■ Work to complete: Leave out the pictures and repeat every record exactly.

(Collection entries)

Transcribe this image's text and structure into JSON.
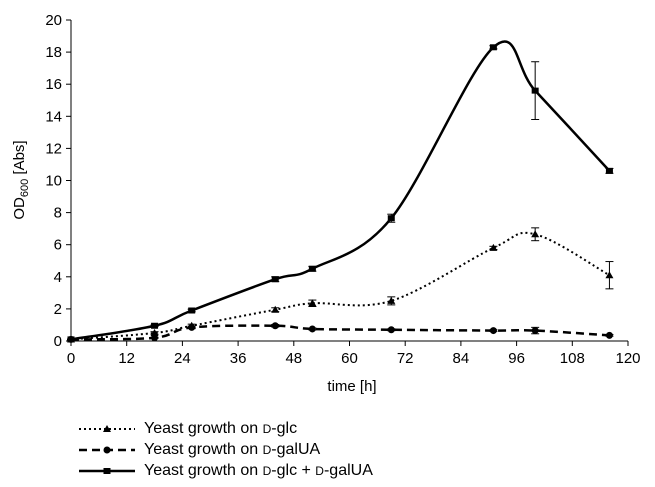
{
  "chart_data": {
    "type": "line",
    "xlabel": "time [h]",
    "ylabel_main": "OD",
    "ylabel_sub": "600",
    "ylabel_suffix": " [Abs]",
    "xlim": [
      0,
      120
    ],
    "ylim": [
      0,
      20
    ],
    "x_ticks": [
      0,
      12,
      24,
      36,
      48,
      60,
      72,
      84,
      96,
      108,
      120
    ],
    "y_ticks": [
      0,
      2,
      4,
      6,
      8,
      10,
      12,
      14,
      16,
      18,
      20
    ],
    "grid": false,
    "legend_position": "bottom-left",
    "series": [
      {
        "name": "Yeast growth on D-glc",
        "line_style": "dotted",
        "marker": "triangle",
        "color": "#000000",
        "x": [
          0,
          18,
          26,
          44,
          52,
          69,
          91,
          100,
          116
        ],
        "y": [
          0.1,
          0.5,
          0.95,
          1.95,
          2.35,
          2.5,
          5.8,
          6.65,
          4.1
        ],
        "error": [
          0.02,
          0.08,
          0.1,
          0.12,
          0.2,
          0.25,
          0.1,
          0.4,
          0.85
        ]
      },
      {
        "name": "Yeast growth on D-galUA",
        "line_style": "dashed",
        "marker": "circle",
        "color": "#000000",
        "x": [
          0,
          18,
          26,
          44,
          52,
          69,
          91,
          100,
          116
        ],
        "y": [
          0.1,
          0.2,
          0.85,
          0.95,
          0.75,
          0.7,
          0.65,
          0.65,
          0.35
        ],
        "error": [
          0.02,
          0.03,
          0.08,
          0.08,
          0.06,
          0.06,
          0.05,
          0.2,
          0.05
        ]
      },
      {
        "name": "Yeast growth on D-glc + D-galUA",
        "line_style": "solid",
        "marker": "square",
        "color": "#000000",
        "x": [
          0,
          18,
          26,
          44,
          52,
          69,
          91,
          100,
          116
        ],
        "y": [
          0.1,
          0.95,
          1.9,
          3.85,
          4.5,
          7.65,
          18.3,
          15.6,
          10.6
        ],
        "error": [
          0.02,
          0.05,
          0.08,
          0.15,
          0.15,
          0.25,
          0.1,
          1.8,
          0.15
        ]
      }
    ]
  },
  "legend": [
    {
      "pre": "Yeast growth on ",
      "sc1": "D",
      "post1": "-glc",
      "mid": "",
      "sc2": "",
      "post2": ""
    },
    {
      "pre": "Yeast growth on ",
      "sc1": "D",
      "post1": "-galUA",
      "mid": "",
      "sc2": "",
      "post2": ""
    },
    {
      "pre": "Yeast growth on ",
      "sc1": "D",
      "post1": "-glc",
      "mid": " + ",
      "sc2": "D",
      "post2": "-galUA"
    }
  ]
}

■ Finished task:
Transcribe this image's text and structure into JSON.
{
  "chart_data": {
    "type": "line",
    "xlabel": "time [h]",
    "ylabel_main": "OD",
    "ylabel_sub": "600",
    "ylabel_suffix": " [Abs]",
    "xlim": [
      0,
      120
    ],
    "ylim": [
      0,
      20
    ],
    "x_ticks": [
      0,
      12,
      24,
      36,
      48,
      60,
      72,
      84,
      96,
      108,
      120
    ],
    "y_ticks": [
      0,
      2,
      4,
      6,
      8,
      10,
      12,
      14,
      16,
      18,
      20
    ],
    "grid": false,
    "legend_position": "bottom-left",
    "series": [
      {
        "name": "Yeast growth on D-glc",
        "line_style": "dotted",
        "marker": "triangle",
        "color": "#000000",
        "x": [
          0,
          18,
          26,
          44,
          52,
          69,
          91,
          100,
          116
        ],
        "y": [
          0.1,
          0.5,
          0.95,
          1.95,
          2.35,
          2.5,
          5.8,
          6.65,
          4.1
        ],
        "error": [
          0.02,
          0.08,
          0.1,
          0.12,
          0.2,
          0.25,
          0.1,
          0.4,
          0.85
        ]
      },
      {
        "name": "Yeast growth on D-galUA",
        "line_style": "dashed",
        "marker": "circle",
        "color": "#000000",
        "x": [
          0,
          18,
          26,
          44,
          52,
          69,
          91,
          100,
          116
        ],
        "y": [
          0.1,
          0.2,
          0.85,
          0.95,
          0.75,
          0.7,
          0.65,
          0.65,
          0.35
        ],
        "error": [
          0.02,
          0.03,
          0.08,
          0.08,
          0.06,
          0.06,
          0.05,
          0.2,
          0.05
        ]
      },
      {
        "name": "Yeast growth on D-glc + D-galUA",
        "line_style": "solid",
        "marker": "square",
        "color": "#000000",
        "x": [
          0,
          18,
          26,
          44,
          52,
          69,
          91,
          100,
          116
        ],
        "y": [
          0.1,
          0.95,
          1.9,
          3.85,
          4.5,
          7.65,
          18.3,
          15.6,
          10.6
        ],
        "error": [
          0.02,
          0.05,
          0.08,
          0.15,
          0.15,
          0.25,
          0.1,
          1.8,
          0.15
        ]
      }
    ]
  },
  "legend": [
    {
      "pre": "Yeast growth on ",
      "sc1": "D",
      "post1": "-glc",
      "mid": "",
      "sc2": "",
      "post2": ""
    },
    {
      "pre": "Yeast growth on ",
      "sc1": "D",
      "post1": "-galUA",
      "mid": "",
      "sc2": "",
      "post2": ""
    },
    {
      "pre": "Yeast growth on ",
      "sc1": "D",
      "post1": "-glc",
      "mid": " + ",
      "sc2": "D",
      "post2": "-galUA"
    }
  ]
}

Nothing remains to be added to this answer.